• TASK INSTRUCTIONS:
Write out the whole listing, matching it exactly.

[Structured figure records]
***
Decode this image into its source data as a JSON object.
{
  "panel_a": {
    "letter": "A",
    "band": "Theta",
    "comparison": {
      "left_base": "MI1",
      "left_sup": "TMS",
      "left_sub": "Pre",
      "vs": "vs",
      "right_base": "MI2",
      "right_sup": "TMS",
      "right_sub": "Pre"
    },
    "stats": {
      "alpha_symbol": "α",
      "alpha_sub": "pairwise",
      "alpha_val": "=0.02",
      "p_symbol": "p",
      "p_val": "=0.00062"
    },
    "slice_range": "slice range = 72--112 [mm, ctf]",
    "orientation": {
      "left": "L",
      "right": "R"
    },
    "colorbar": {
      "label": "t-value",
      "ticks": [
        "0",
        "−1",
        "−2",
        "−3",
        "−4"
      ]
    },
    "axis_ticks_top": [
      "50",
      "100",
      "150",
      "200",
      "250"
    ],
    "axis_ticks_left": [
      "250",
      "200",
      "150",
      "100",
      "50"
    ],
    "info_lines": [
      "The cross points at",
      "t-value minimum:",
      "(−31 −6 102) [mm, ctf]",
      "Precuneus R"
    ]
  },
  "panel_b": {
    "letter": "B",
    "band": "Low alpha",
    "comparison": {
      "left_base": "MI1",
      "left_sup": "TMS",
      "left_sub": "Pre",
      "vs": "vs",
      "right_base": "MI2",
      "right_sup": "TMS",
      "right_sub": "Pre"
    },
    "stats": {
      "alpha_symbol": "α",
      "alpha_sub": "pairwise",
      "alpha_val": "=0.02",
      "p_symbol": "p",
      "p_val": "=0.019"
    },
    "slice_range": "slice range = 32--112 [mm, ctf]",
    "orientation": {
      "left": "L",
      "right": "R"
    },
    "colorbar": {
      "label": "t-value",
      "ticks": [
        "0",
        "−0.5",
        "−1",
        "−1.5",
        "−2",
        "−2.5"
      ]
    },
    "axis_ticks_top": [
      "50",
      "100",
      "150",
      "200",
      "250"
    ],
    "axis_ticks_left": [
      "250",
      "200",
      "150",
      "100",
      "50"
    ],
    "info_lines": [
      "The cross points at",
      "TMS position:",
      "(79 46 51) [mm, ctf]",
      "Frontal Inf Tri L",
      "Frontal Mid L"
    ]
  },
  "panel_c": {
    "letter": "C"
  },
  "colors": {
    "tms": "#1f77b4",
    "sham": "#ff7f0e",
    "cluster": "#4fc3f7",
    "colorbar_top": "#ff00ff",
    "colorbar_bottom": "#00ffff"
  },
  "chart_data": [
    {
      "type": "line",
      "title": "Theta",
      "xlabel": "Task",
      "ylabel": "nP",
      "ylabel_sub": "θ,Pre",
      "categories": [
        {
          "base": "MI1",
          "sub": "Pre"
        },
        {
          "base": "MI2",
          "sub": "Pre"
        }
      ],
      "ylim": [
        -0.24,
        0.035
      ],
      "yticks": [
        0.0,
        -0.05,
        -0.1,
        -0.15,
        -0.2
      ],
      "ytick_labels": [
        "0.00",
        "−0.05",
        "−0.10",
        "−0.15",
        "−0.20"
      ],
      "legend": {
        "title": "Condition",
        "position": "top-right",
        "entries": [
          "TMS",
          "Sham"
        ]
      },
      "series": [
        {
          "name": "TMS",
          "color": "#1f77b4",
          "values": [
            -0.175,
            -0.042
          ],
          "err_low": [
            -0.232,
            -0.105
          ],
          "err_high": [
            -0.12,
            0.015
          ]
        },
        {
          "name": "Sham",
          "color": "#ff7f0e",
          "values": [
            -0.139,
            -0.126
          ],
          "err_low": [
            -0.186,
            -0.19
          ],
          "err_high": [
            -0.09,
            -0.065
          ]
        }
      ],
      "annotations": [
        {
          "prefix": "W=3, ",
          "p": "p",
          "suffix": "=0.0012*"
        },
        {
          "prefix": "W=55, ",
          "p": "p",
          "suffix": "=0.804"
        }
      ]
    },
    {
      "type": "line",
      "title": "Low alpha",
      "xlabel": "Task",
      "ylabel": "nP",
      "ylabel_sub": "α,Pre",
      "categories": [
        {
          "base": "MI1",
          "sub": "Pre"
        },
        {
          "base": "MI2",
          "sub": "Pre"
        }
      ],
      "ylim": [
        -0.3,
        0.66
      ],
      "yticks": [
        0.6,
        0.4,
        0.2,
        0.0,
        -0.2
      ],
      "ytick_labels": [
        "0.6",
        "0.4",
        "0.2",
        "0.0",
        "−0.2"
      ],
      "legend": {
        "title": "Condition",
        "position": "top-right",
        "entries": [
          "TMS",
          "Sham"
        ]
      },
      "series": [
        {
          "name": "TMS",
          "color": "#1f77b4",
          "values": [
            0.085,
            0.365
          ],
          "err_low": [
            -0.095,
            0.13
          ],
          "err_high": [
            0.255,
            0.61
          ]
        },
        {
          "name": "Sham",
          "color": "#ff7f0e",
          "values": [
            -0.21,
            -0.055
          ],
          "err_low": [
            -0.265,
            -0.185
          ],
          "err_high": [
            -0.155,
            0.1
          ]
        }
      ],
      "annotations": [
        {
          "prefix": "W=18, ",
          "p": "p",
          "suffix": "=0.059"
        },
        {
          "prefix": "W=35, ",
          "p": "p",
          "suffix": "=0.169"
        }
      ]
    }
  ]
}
***
• RESULT:
Decode this image into its source data as a JSON object.
{
  "panel_a": {
    "letter": "A",
    "band": "Theta",
    "comparison": {
      "left_base": "MI1",
      "left_sup": "TMS",
      "left_sub": "Pre",
      "vs": "vs",
      "right_base": "MI2",
      "right_sup": "TMS",
      "right_sub": "Pre"
    },
    "stats": {
      "alpha_symbol": "α",
      "alpha_sub": "pairwise",
      "alpha_val": "=0.02",
      "p_symbol": "p",
      "p_val": "=0.00062"
    },
    "slice_range": "slice range = 72--112 [mm, ctf]",
    "orientation": {
      "left": "L",
      "right": "R"
    },
    "colorbar": {
      "label": "t-value",
      "ticks": [
        "0",
        "−1",
        "−2",
        "−3",
        "−4"
      ]
    },
    "axis_ticks_top": [
      "50",
      "100",
      "150",
      "200",
      "250"
    ],
    "axis_ticks_left": [
      "250",
      "200",
      "150",
      "100",
      "50"
    ],
    "info_lines": [
      "The cross points at",
      "t-value minimum:",
      "(−31 −6 102) [mm, ctf]",
      "Precuneus R"
    ]
  },
  "panel_b": {
    "letter": "B",
    "band": "Low alpha",
    "comparison": {
      "left_base": "MI1",
      "left_sup": "TMS",
      "left_sub": "Pre",
      "vs": "vs",
      "right_base": "MI2",
      "right_sup": "TMS",
      "right_sub": "Pre"
    },
    "stats": {
      "alpha_symbol": "α",
      "alpha_sub": "pairwise",
      "alpha_val": "=0.02",
      "p_symbol": "p",
      "p_val": "=0.019"
    },
    "slice_range": "slice range = 32--112 [mm, ctf]",
    "orientation": {
      "left": "L",
      "right": "R"
    },
    "colorbar": {
      "label": "t-value",
      "ticks": [
        "0",
        "−0.5",
        "−1",
        "−1.5",
        "−2",
        "−2.5"
      ]
    },
    "axis_ticks_top": [
      "50",
      "100",
      "150",
      "200",
      "250"
    ],
    "axis_ticks_left": [
      "250",
      "200",
      "150",
      "100",
      "50"
    ],
    "info_lines": [
      "The cross points at",
      "TMS position:",
      "(79 46 51) [mm, ctf]",
      "Frontal Inf Tri L",
      "Frontal Mid L"
    ]
  },
  "panel_c": {
    "letter": "C"
  },
  "colors": {
    "tms": "#1f77b4",
    "sham": "#ff7f0e",
    "cluster": "#4fc3f7",
    "colorbar_top": "#ff00ff",
    "colorbar_bottom": "#00ffff"
  },
  "chart_data": [
    {
      "type": "line",
      "title": "Theta",
      "xlabel": "Task",
      "ylabel": "nP",
      "ylabel_sub": "θ,Pre",
      "categories": [
        {
          "base": "MI1",
          "sub": "Pre"
        },
        {
          "base": "MI2",
          "sub": "Pre"
        }
      ],
      "ylim": [
        -0.24,
        0.035
      ],
      "yticks": [
        0.0,
        -0.05,
        -0.1,
        -0.15,
        -0.2
      ],
      "ytick_labels": [
        "0.00",
        "−0.05",
        "−0.10",
        "−0.15",
        "−0.20"
      ],
      "legend": {
        "title": "Condition",
        "position": "top-right",
        "entries": [
          "TMS",
          "Sham"
        ]
      },
      "series": [
        {
          "name": "TMS",
          "color": "#1f77b4",
          "values": [
            -0.175,
            -0.042
          ],
          "err_low": [
            -0.232,
            -0.105
          ],
          "err_high": [
            -0.12,
            0.015
          ]
        },
        {
          "name": "Sham",
          "color": "#ff7f0e",
          "values": [
            -0.139,
            -0.126
          ],
          "err_low": [
            -0.186,
            -0.19
          ],
          "err_high": [
            -0.09,
            -0.065
          ]
        }
      ],
      "annotations": [
        {
          "prefix": "W=3, ",
          "p": "p",
          "suffix": "=0.0012*"
        },
        {
          "prefix": "W=55, ",
          "p": "p",
          "suffix": "=0.804"
        }
      ]
    },
    {
      "type": "line",
      "title": "Low alpha",
      "xlabel": "Task",
      "ylabel": "nP",
      "ylabel_sub": "α,Pre",
      "categories": [
        {
          "base": "MI1",
          "sub": "Pre"
        },
        {
          "base": "MI2",
          "sub": "Pre"
        }
      ],
      "ylim": [
        -0.3,
        0.66
      ],
      "yticks": [
        0.6,
        0.4,
        0.2,
        0.0,
        -0.2
      ],
      "ytick_labels": [
        "0.6",
        "0.4",
        "0.2",
        "0.0",
        "−0.2"
      ],
      "legend": {
        "title": "Condition",
        "position": "top-right",
        "entries": [
          "TMS",
          "Sham"
        ]
      },
      "series": [
        {
          "name": "TMS",
          "color": "#1f77b4",
          "values": [
            0.085,
            0.365
          ],
          "err_low": [
            -0.095,
            0.13
          ],
          "err_high": [
            0.255,
            0.61
          ]
        },
        {
          "name": "Sham",
          "color": "#ff7f0e",
          "values": [
            -0.21,
            -0.055
          ],
          "err_low": [
            -0.265,
            -0.185
          ],
          "err_high": [
            -0.155,
            0.1
          ]
        }
      ],
      "annotations": [
        {
          "prefix": "W=18, ",
          "p": "p",
          "suffix": "=0.059"
        },
        {
          "prefix": "W=35, ",
          "p": "p",
          "suffix": "=0.169"
        }
      ]
    }
  ]
}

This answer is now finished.